======== Selection ========
Re: [Async-sig] Asynchronous cleanup is a problem

2016-07-06 Thread Yury Selivanov

> On Jul 6, 2016, at 3:54 PM, David Beazley  wrote:
> 
> 
>> However, as far as I know curio doesn’t have the ability to schedule an 
>> operation in a synchronous manner by means of something like a Future. Is 
>> that correct? If there is no way in curio to spawn a task to occur later 
>> without having to await on it, then clearly there is no option but to allow 
>> coroutines in __aexit__ and finally: how else could curio operate?
>> 
> 
> Yes, Curio does not utilize Futures or callback functions for that matter.   
> However, I think the real issue at hand might be much more subtle and weird.
> 
> If I understand things correctly, the goal is to implement an asynchronous 
> generator for feeding asynchronous iteration.  This is a new kind of 
> generator that runs inside of a coroutine (so, imagine a coroutine inside of 
> another coroutine).   Without seeing much more, I'd guess it would look 
> something roughly akin to this:
> 
> async def agen():
>   ... some sort of async generator ...
>   async yield value #  Syntax 

I my current WIP branch I just use ‘yield’ inside ‘async def’.  That’s what I 
was going to propose to do in the PEP.

> 
> async def main():
>   async for x in agen():
>  ...
========
Required tasks:
1) In the async-sig mailing-list post, what does Yury Selivanov say he uses inside "async def" in his current WIP branch?
2) Pick up the async-sig mailing-list post where it stops and carry it on.
You will not need the records for this.
======== Supplied data ========
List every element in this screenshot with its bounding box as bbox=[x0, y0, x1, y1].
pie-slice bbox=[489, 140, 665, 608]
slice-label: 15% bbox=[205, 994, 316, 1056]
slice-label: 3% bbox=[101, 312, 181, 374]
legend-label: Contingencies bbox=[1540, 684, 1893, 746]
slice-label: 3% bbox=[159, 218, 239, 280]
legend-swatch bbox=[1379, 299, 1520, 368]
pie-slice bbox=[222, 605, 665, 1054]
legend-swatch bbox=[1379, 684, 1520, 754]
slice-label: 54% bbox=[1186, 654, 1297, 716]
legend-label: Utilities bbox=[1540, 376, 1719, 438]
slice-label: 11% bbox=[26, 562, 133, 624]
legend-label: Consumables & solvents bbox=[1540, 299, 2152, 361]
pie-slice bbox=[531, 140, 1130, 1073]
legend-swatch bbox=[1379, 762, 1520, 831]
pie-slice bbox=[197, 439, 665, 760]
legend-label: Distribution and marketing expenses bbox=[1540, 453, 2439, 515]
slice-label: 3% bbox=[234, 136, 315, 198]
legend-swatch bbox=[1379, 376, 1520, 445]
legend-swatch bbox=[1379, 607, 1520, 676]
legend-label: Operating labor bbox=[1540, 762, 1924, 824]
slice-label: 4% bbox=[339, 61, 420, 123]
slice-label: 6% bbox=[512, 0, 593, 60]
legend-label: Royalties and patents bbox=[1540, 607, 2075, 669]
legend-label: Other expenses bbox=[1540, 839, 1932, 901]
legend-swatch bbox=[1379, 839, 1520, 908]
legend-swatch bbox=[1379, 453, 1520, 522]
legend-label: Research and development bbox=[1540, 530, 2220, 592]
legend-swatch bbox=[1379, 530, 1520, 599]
========
Replies:
1) He uses a plain "yield" inside "async def".

2)
> 
> There's some kind of underlying protocol driving the async iteration, but 
> it's *different* than what is being used by the enclosing coroutines.   Yes, 
> there is a scheduler kernel (or event loop) that makes the outer coroutines 
> run, but that scheduler is not driving the underlying iteration protocol of 
> the async generator part.   So, things get weird when stuff like this happens:
> 
> async def main():
>   async for x in agen():
>   if x == STOP:
> break

Good catch.

[..]

> Since forgetting that last close() step would be easy, naturally an async 
> generator should support the asynchronous context-management protocol.
> 
> async def main():
>   async with agen() as items:
>  async for x in items:
>  if x == STOP:
>break

This is an interesting idea, but I wonder if instead of using ‘async with’ we 
can actually augment ‘async for’ to do the async finalization.

We can add an __aiter_close__ special method which will return an awaitable.  
In this case, ‘async for’ can always look for that method and call it at the 
end of the iteration.  Async generators will implement the method to make sure 
that ‘finally’ is always executed (any number of awaits in ‘finally’ is OK; 
‘yield’ expressions cannot be used).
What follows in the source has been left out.